----- TEXT PASSAGE -----
On Sun, 8 May 2022 15:39:32 -0400
Richard Damon <Richard@Damon-Family.org> wrote:

> On 5/8/22 3:06 PM, Mr Flibble wrote:
> > On Sun, 8 May 2022 14:10:13 -0400
> > Richard Damon <Richard@Damon-Family.org> wrote:
> >
> >> On 5/8/22 8:39 AM, Mr Flibble wrote:
> >>> On Sun, 8 May 2022 08:31:10 -0400
> >>> Richard Damon <Richard@Damon-Family.org> wrote:
> >>>
> >>>> On 5/8/22 8:02 AM, Mr Flibble wrote:
> >>>>> On Sun, 8 May 2022 07:45:52 -0400
> >>>>> Richard Damon <Richard@Damon-Family.org> wrote:
> >>>>>
> >>>>>> On 5/8/22 4:49 AM, Mr Flibble wrote:
> >>>>>>> On Sun, 8 May 2022 11:31:08 +0300
> >>>>>>> Mikko <mikko.levanto@iki.fi> wrote:
> >>>>>>>
> >>>>>>>> On 2022-05-07 15:19:01 +0000, Mr Flibble said:
> >>>>>>>>
> >>>>>>>>> On Sat, 7 May 2022 18:13:08 +0300
> >>>>>>>>> Mikko <mikko.levanto@iki.fi> wrote:
> >>>>>>>>>
> >>>>>>>>>> On 2022-05-07 14:20:17 +0000, Mr Flibble said:
> >>>>>>>>>>
> >>>>>>>>>>> On Sat, 7 May 2022 17:16:31 +0300
> >>>>>>>>>>> Mikko <mikko.levanto@iki.fi> wrote:
> >>>>>>>>>>>
> >>>>>>>>>>>> On 2022-05-07 14:06:12 +0000, Mr Flibble said:
> >>>>>>>>>>>>
> >>>>>>>>>>>>> On Sat, 7 May 2022 16:59:55 +0300
> >>>>>>>>>>>>> Mikko <mikko.levanto@iki.fi> wrote:
> >>>>>>>>>>>>>
> >>>>>>>>>>>>>> On 2022-05-07 12:42:50 +0000, Mr Flibble said:
> >>>>>>>>>>>>>>
> >>>>>>>>>>>>>>> On Sat, 7 May 2022 12:52:58 +0300
> >>>>>>>>>>>>>>> Mikko <mikko.levanto@iki.fi> wrote:
> >>>>>>>>>>>>>>>
> >>>>>>>>>>>>>>>> On 2022-05-06 14:02:53 +0000, Mr Flibble said:
> >>>>>>>>>>>>>>>>
> >>>>>>>>>>>>>>>>> The decider could never be compiled and run in the
> >>>>>>>>>>>>>>>>> first place due to the category error in the
> >>>>>>>>>>>>>>>>> definition of the proof.
-----
> WHAT THIS EXERCISE ASKS:
1: According to the forum thread, what prevents the decider from ever being compiled and run?
2: Return everything in the entries from their first line down to the line that contains "time-axis[interactable]: 2018 Jul", including both ends, with each line unchanged.
----- EXTRACTED INFORMATION -----
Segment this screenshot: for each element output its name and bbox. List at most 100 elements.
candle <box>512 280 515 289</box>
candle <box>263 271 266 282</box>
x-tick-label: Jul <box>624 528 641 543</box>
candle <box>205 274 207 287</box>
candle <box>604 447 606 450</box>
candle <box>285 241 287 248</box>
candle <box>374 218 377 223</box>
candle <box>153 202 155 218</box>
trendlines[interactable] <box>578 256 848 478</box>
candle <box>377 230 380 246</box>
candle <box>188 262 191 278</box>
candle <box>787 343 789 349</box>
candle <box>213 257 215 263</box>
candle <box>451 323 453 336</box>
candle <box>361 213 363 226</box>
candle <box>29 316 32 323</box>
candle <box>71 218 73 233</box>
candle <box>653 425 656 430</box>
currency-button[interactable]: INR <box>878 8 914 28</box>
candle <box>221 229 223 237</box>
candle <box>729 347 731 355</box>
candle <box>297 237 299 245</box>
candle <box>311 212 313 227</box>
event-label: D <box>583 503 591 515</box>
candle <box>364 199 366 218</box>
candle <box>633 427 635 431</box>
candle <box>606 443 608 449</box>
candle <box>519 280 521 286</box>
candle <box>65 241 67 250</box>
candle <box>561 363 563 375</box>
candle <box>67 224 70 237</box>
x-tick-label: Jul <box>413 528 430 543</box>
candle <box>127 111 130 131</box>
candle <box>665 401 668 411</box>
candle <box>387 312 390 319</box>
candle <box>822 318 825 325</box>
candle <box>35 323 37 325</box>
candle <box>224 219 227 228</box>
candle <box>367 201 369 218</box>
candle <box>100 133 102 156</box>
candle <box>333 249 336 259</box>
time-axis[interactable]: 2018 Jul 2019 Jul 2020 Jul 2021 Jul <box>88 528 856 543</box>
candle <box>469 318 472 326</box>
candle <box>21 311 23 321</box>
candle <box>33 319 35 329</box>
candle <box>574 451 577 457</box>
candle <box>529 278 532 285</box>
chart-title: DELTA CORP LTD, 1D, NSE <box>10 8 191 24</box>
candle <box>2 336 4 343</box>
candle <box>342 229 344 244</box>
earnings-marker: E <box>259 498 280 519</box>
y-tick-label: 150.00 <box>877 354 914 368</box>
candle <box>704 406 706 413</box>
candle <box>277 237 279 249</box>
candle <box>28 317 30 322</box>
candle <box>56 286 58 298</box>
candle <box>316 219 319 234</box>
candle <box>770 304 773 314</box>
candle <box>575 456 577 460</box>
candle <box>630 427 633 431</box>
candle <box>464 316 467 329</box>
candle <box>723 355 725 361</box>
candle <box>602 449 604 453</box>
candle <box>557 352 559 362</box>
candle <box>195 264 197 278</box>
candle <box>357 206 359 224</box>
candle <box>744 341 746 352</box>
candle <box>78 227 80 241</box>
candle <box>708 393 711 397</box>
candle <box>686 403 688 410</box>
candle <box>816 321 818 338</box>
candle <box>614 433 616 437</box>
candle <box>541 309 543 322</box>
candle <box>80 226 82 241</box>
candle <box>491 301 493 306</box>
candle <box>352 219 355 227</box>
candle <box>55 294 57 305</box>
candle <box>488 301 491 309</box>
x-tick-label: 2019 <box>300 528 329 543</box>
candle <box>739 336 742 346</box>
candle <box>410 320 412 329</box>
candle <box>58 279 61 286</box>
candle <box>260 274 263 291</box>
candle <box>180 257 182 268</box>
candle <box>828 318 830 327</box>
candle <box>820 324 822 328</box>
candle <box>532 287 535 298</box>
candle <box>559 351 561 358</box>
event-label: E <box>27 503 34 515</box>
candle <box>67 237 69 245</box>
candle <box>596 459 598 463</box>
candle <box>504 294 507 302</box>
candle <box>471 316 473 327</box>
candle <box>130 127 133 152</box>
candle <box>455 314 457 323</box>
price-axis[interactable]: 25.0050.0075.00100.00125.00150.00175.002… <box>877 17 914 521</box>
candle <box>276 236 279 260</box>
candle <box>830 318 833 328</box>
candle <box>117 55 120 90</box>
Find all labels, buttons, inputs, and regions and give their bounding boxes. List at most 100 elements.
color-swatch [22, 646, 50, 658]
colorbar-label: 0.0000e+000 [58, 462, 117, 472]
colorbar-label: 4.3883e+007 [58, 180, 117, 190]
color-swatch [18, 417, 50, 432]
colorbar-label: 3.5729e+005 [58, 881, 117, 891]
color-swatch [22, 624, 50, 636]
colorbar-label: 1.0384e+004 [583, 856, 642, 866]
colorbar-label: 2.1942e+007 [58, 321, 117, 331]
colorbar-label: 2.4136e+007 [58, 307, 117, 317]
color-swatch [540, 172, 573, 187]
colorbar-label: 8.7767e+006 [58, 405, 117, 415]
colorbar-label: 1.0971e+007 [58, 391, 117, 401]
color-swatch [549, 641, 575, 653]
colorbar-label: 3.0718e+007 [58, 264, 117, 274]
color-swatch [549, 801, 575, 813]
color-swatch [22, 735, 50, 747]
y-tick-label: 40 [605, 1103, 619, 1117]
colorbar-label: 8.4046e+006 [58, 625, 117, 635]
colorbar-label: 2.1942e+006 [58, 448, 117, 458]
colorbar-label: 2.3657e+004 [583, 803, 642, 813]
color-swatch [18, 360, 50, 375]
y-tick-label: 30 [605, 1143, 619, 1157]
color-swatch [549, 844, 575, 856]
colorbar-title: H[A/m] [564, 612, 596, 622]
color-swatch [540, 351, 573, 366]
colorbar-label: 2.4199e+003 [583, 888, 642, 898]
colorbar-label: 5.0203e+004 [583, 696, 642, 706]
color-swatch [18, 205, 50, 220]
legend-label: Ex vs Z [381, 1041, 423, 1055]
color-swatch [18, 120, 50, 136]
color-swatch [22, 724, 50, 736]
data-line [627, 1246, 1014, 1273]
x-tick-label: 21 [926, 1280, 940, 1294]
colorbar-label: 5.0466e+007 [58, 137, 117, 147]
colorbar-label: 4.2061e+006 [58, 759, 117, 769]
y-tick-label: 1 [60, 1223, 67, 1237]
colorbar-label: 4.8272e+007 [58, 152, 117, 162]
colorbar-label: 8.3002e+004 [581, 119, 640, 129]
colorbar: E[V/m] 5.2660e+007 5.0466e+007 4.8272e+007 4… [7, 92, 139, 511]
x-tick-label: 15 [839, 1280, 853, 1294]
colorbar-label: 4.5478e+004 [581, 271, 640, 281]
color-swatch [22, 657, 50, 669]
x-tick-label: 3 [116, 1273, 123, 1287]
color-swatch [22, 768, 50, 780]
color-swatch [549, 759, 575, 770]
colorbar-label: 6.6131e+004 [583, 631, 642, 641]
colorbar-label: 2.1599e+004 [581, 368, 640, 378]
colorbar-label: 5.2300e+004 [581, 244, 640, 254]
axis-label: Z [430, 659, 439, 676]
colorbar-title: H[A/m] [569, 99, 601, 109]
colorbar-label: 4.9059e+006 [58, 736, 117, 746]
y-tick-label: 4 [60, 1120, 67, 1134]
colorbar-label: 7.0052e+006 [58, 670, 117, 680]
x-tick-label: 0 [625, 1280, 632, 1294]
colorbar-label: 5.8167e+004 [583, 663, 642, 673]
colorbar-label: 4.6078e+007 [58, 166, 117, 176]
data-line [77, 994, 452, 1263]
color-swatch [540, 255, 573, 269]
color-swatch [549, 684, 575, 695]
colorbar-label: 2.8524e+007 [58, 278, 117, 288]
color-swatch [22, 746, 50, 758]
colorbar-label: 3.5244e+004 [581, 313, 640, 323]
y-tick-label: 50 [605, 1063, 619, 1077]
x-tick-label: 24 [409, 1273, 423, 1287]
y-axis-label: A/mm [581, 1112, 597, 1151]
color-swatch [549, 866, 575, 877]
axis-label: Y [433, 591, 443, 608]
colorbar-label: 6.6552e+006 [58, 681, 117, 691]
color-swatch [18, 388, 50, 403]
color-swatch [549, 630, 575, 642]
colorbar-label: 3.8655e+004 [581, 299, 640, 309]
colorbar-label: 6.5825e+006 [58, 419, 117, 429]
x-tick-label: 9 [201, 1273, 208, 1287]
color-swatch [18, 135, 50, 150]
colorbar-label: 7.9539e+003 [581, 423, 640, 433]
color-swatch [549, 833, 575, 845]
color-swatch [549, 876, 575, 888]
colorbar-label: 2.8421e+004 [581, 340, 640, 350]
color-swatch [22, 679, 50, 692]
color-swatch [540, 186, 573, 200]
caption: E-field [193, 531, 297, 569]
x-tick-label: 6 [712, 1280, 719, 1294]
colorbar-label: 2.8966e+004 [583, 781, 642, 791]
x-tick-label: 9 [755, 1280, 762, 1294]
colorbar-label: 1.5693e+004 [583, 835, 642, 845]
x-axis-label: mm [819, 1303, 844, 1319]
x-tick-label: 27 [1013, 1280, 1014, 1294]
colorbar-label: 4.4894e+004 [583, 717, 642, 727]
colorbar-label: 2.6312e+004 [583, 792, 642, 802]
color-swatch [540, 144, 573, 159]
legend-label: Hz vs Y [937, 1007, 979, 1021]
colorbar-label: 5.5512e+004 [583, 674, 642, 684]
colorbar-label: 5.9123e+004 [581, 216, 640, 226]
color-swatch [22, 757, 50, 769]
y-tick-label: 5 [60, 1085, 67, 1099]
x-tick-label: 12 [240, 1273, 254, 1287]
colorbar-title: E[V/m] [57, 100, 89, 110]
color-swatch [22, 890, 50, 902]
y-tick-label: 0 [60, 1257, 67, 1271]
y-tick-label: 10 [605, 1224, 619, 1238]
-----
> RESPONSES PER TASK:
1: The category error in the definition of the proof.

2:
Segment this screenshot: for each element output its name and bbox. List at most 100 elements.
candle <box>512 280 515 289</box>
candle <box>263 271 266 282</box>
x-tick-label: Jul <box>624 528 641 543</box>
candle <box>205 274 207 287</box>
candle <box>604 447 606 450</box>
candle <box>285 241 287 248</box>
candle <box>374 218 377 223</box>
candle <box>153 202 155 218</box>
trendlines[interactable] <box>578 256 848 478</box>
candle <box>377 230 380 246</box>
candle <box>188 262 191 278</box>
candle <box>787 343 789 349</box>
candle <box>213 257 215 263</box>
candle <box>451 323 453 336</box>
candle <box>361 213 363 226</box>
candle <box>29 316 32 323</box>
candle <box>71 218 73 233</box>
candle <box>653 425 656 430</box>
currency-button[interactable]: INR <box>878 8 914 28</box>
candle <box>221 229 223 237</box>
candle <box>729 347 731 355</box>
candle <box>297 237 299 245</box>
candle <box>311 212 313 227</box>
event-label: D <box>583 503 591 515</box>
candle <box>364 199 366 218</box>
candle <box>633 427 635 431</box>
candle <box>606 443 608 449</box>
candle <box>519 280 521 286</box>
candle <box>65 241 67 250</box>
candle <box>561 363 563 375</box>
candle <box>67 224 70 237</box>
x-tick-label: Jul <box>413 528 430 543</box>
candle <box>127 111 130 131</box>
candle <box>665 401 668 411</box>
candle <box>387 312 390 319</box>
candle <box>822 318 825 325</box>
candle <box>35 323 37 325</box>
candle <box>224 219 227 228</box>
candle <box>367 201 369 218</box>
candle <box>100 133 102 156</box>
candle <box>333 249 336 259</box>
time-axis[interactable]: 2018 Jul 2019 Jul 2020 Jul 2021 Jul <box>88 528 856 543</box>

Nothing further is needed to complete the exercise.